GIVEN PASSAGE
The Tinley Beverage Company (TNY.C) completed the phase two expansion of its Coachella Valley bottling facility in California.
This newly expanded facility is expected to put Tinley’s next-generation of cocktail-inspired, non-alcoholic beverages on store shelves in April.
The completion of phase three will boost Tinley’s bottling capacity to over 12 million units a year, raising Tinley’s production ability from three million bottles a year, and adding enough space for two extra bottling lines and beverage formats.
The company plans to cut costs by utilizing the expanded Coachella facility to implement a direct store delivery model (DSD).
The DSD model lets Tinley cut operating costs by selling directly to dispensaries rather than going through a third-party.
The company projects that the price for its single-serve drinks will be $3-4 a bottle and USD$15-$17 a bottle for its multi-serve beverages.
Tinley is also on schedule to complete their phase three facility in Long Beach, California.

RECORDS PROVIDED
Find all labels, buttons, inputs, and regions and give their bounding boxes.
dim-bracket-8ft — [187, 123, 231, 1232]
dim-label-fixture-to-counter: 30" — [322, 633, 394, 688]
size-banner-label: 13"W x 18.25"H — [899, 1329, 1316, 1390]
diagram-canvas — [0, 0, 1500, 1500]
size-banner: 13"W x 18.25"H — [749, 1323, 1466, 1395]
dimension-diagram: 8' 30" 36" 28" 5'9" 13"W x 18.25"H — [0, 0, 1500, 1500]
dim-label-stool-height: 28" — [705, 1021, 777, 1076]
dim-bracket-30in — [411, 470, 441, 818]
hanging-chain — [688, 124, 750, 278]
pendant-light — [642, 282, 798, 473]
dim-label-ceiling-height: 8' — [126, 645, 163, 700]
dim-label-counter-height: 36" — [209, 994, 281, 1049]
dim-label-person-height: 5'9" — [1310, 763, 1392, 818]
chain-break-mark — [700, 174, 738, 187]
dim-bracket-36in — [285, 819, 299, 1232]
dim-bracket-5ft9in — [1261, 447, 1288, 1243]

STUDY QUESTIONS
1) According to the passage on Tinley's bottling facility, what is the projected price for a single-serve drink?
2) Reproduce the part of the passage on Tinley's bottling facility starting with "The completion of" and going on through "and beverage formats.".

SOLUTIONS BELOW
1) $3-4 a bottle.

2)
The completion of phase three will boost Tinley’s bottling capacity to over 12 million units a year, raising Tinley’s production ability from three million bottles a year, and adding enough space for two extra bottling lines and beverage formats.